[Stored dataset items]
----------------

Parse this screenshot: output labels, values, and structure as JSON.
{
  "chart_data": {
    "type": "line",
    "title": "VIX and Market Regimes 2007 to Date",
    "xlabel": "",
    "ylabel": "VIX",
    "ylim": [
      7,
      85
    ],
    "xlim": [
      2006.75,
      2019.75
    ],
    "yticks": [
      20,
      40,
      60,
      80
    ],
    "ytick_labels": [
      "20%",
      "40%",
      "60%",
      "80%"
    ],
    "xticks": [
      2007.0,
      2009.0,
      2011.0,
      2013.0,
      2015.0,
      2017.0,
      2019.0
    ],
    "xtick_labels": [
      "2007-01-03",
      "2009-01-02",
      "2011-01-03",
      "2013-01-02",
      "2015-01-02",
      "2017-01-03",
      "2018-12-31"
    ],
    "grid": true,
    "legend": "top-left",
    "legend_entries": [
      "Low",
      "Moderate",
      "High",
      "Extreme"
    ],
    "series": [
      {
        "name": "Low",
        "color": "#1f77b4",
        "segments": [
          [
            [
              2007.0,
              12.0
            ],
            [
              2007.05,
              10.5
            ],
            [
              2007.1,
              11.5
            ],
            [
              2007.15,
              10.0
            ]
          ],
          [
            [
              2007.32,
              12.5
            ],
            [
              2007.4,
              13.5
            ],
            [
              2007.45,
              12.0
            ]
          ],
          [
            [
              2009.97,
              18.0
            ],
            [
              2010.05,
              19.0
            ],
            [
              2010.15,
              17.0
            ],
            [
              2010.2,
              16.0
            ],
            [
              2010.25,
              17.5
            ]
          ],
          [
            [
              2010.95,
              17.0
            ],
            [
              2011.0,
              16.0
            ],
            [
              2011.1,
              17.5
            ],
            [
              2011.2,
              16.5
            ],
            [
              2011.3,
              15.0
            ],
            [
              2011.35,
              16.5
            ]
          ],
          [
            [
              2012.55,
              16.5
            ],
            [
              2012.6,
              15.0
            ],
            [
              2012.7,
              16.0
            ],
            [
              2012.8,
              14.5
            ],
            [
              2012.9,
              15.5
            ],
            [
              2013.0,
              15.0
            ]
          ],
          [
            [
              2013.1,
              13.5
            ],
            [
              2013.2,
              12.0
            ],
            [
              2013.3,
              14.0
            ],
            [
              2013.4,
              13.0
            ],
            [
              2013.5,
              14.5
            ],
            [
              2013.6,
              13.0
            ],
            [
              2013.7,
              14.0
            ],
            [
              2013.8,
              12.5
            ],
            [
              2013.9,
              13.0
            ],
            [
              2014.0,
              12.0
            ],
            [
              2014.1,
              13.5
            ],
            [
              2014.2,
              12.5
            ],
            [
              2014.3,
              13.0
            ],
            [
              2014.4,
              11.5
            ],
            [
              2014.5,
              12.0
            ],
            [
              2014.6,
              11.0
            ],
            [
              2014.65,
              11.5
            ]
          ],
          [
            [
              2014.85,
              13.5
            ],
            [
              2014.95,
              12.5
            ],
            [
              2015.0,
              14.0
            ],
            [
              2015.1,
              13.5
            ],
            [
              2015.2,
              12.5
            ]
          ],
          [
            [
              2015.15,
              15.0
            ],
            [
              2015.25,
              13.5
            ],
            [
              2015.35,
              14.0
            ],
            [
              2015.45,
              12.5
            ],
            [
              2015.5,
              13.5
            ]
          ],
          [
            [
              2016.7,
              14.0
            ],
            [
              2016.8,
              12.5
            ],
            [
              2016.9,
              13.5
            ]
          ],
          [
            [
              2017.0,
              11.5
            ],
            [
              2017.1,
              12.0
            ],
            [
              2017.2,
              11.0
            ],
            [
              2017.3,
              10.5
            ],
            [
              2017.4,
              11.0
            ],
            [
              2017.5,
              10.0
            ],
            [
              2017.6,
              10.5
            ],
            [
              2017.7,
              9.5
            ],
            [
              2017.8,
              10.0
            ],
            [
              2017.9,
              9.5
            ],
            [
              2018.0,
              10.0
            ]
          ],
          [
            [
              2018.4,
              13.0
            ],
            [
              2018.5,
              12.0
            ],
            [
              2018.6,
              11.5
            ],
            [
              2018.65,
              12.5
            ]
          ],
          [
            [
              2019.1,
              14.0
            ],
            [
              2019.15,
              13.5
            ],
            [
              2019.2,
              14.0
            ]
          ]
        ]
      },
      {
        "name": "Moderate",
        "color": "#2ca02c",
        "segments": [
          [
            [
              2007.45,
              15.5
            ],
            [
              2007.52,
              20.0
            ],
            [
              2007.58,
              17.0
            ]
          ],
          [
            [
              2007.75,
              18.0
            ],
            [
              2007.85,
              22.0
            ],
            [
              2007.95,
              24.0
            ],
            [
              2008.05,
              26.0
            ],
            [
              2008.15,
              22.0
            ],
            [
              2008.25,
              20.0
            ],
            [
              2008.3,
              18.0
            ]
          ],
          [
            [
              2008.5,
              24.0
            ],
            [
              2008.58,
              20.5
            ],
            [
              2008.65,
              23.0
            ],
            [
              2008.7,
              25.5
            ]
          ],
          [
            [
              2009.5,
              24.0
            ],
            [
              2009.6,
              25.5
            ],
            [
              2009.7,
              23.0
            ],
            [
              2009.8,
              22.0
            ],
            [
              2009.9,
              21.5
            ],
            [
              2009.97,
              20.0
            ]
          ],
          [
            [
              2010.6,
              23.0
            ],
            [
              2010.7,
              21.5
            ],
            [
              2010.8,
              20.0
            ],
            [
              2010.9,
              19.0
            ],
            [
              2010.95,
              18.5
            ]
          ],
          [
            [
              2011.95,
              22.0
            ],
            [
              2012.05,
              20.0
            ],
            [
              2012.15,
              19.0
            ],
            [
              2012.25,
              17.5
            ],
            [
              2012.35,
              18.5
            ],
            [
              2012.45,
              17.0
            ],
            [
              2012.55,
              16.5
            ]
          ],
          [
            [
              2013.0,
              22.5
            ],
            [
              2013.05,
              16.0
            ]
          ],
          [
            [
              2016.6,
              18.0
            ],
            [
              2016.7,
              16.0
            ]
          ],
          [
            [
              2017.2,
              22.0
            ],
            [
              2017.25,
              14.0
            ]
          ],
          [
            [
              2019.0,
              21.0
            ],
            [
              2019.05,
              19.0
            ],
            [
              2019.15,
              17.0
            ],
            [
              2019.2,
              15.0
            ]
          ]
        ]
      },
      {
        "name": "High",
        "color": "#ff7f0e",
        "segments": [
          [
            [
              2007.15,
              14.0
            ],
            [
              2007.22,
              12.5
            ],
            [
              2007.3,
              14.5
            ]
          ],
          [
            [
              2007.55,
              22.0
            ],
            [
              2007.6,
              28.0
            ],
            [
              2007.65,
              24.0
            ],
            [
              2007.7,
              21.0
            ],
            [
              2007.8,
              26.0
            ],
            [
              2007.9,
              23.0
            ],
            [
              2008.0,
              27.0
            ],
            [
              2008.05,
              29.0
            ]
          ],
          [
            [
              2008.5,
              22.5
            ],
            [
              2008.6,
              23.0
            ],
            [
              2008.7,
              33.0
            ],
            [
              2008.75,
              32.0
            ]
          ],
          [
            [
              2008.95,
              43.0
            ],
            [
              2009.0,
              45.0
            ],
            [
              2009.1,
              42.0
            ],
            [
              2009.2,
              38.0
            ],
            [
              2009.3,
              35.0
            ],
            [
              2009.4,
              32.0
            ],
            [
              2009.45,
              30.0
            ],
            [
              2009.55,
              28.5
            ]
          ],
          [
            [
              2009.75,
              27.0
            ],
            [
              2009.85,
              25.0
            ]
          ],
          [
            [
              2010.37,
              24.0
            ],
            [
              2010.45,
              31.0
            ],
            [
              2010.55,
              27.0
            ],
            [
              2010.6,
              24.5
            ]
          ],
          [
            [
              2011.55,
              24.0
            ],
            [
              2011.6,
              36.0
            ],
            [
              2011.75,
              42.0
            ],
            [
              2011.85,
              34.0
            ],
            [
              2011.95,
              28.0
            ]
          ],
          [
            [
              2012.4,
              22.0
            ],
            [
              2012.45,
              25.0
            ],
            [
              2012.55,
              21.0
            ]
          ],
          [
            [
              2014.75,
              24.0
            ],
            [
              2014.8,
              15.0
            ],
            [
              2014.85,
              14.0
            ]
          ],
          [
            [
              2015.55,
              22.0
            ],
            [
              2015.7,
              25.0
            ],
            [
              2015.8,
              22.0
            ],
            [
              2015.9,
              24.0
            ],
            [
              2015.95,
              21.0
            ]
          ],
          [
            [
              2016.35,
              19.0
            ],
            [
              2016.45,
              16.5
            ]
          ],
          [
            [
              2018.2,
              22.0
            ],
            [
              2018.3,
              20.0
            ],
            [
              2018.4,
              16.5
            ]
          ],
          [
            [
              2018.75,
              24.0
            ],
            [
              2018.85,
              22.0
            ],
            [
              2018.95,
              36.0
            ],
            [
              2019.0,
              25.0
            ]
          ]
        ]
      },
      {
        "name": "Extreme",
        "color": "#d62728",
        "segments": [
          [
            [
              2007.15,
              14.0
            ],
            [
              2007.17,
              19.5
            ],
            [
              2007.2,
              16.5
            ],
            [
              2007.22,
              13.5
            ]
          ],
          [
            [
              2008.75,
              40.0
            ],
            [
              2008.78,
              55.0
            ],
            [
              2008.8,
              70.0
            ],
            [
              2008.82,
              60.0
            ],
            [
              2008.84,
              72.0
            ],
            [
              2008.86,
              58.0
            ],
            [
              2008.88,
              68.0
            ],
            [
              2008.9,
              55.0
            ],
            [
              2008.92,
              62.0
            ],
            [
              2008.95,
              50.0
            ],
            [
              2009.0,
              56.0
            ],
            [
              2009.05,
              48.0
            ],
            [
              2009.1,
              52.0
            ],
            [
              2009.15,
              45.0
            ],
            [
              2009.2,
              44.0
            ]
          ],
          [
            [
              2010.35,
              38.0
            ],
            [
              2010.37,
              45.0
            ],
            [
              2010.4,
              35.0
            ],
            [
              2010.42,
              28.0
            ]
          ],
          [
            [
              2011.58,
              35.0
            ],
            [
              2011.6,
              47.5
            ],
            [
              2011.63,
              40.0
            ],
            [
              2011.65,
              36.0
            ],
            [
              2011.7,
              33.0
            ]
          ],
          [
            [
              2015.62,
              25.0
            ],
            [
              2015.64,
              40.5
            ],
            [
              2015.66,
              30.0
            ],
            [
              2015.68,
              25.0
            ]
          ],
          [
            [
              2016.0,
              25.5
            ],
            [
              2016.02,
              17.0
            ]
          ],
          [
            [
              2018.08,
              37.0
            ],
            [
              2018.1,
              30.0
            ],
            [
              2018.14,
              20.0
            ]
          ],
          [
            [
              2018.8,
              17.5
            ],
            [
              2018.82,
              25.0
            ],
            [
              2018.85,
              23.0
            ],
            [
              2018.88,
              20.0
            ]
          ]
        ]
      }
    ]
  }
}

----------------

Give the number of lines where the string "name" occurs, without any further text.

4